WRITTEN TASK. Copy out the complete listing, word for word.

INPUT MATERIAL.
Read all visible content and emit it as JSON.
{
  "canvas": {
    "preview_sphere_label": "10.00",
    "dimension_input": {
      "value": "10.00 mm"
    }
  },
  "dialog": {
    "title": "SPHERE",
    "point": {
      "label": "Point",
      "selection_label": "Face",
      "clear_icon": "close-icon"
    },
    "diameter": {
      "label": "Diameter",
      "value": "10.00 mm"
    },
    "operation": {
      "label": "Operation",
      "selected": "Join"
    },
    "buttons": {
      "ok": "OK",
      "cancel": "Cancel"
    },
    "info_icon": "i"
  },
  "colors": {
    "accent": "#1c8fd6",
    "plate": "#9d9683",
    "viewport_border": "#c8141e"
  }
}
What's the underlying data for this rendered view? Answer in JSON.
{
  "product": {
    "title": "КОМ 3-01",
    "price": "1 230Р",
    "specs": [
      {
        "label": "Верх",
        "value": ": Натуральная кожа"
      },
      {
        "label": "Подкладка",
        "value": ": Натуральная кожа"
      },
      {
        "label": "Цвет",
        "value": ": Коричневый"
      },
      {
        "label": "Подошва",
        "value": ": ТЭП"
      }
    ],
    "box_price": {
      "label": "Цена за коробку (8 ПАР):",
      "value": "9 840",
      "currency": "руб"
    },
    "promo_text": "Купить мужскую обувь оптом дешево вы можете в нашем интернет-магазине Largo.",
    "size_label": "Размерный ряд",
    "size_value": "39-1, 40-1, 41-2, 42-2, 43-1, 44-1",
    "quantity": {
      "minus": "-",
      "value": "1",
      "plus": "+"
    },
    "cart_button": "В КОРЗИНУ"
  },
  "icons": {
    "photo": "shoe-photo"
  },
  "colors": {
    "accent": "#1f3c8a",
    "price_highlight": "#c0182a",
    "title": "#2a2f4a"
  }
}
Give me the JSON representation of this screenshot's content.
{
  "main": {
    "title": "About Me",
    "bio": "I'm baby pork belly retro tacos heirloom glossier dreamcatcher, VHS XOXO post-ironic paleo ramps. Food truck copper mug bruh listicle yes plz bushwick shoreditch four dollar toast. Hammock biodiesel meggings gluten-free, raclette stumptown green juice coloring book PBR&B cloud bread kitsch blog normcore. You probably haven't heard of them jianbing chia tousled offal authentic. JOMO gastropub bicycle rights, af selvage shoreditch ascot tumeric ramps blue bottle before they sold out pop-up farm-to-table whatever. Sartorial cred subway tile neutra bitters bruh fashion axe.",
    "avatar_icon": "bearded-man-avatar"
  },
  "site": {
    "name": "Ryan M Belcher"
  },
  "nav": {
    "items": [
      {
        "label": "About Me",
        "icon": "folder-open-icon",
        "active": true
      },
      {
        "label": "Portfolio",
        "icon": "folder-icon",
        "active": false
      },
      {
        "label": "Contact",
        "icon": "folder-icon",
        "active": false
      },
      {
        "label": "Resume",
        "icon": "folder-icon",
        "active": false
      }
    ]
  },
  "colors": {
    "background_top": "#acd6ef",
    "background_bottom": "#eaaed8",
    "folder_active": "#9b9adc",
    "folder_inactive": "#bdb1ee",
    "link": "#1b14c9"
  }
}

FINAL ANSWER.
Read all visible content and emit it as JSON.
{
  "canvas": {
    "preview_sphere_label": "10.00",
    "dimension_input": {
      "value": "10.00 mm"
    }
  },
  "dialog": {
    "title": "SPHERE",
    "point": {
      "label": "Point",
      "selection_label": "Face",
      "clear_icon": "close-icon"
    },
    "diameter": {
      "label": "Diameter",
      "value": "10.00 mm"
    },
    "operation": {
      "label": "Operation",
      "selected": "Join"
    },
    "buttons": {
      "ok": "OK",
      "cancel": "Cancel"
    },
    "info_icon": "i"
  },
  "colors": {
    "accent": "#1c8fd6",
    "plate": "#9d9683",
    "viewport_border": "#c8141e"
  }
}
What's the underlying data for this rendered view? Answer in JSON.
{
  "product": {
    "title": "КОМ 3-01",
    "price": "1 230Р",
    "specs": [
      {
        "label": "Верх",
        "value": ": Натуральная кожа"
      },
      {
        "label": "Подкладка",
        "value": ": Натуральная кожа"
      },
      {
        "label": "Цвет",
        "value": ": Коричневый"
      },
      {
        "label": "Подошва",
        "value": ": ТЭП"
      }
    ],
    "box_price": {
      "label": "Цена за коробку (8 ПАР):",
      "value": "9 840",
      "currency": "руб"
    },
    "promo_text": "Купить мужскую обувь оптом дешево вы можете в нашем интернет-магазине Largo.",
    "size_label": "Размерный ряд",
    "size_value": "39-1, 40-1, 41-2, 42-2, 43-1, 44-1",
    "quantity": {
      "minus": "-",
      "value": "1",
      "plus": "+"
    },
    "cart_button": "В КОРЗИНУ"
  },
  "icons": {
    "photo": "shoe-photo"
  },
  "colors": {
    "accent": "#1f3c8a",
    "price_highlight": "#c0182a",
    "title": "#2a2f4a"
  }
}
Give me the JSON representation of this screenshot's content.
{
  "main": {
    "title": "About Me",
    "bio": "I'm baby pork belly retro tacos heirloom glossier dreamcatcher, VHS XOXO post-ironic paleo ramps. Food truck copper mug bruh listicle yes plz bushwick shoreditch four dollar toast. Hammock biodiesel meggings gluten-free, raclette stumptown green juice coloring book PBR&B cloud bread kitsch blog normcore. You probably haven't heard of them jianbing chia tousled offal authentic. JOMO gastropub bicycle rights, af selvage shoreditch ascot tumeric ramps blue bottle before they sold out pop-up farm-to-table whatever. Sartorial cred subway tile neutra bitters bruh fashion axe.",
    "avatar_icon": "bearded-man-avatar"
  },
  "site": {
    "name": "Ryan M Belcher"
  },
  "nav": {
    "items": [
      {
        "label": "About Me",
        "icon": "folder-open-icon",
        "active": true
      },
      {
        "label": "Portfolio",
        "icon": "folder-icon",
        "active": false
      },
      {
        "label": "Contact",
        "icon": "folder-icon",
        "active": false
      },
      {
        "label": "Resume",
        "icon": "folder-icon",
        "active": false
      }
    ]
  },
  "colors": {
    "background_top": "#acd6ef",
    "background_bottom": "#eaaed8",
    "folder_active": "#9b9adc",
    "folder_inactive": "#bdb1ee",
    "link": "#1b14c9"
  }
}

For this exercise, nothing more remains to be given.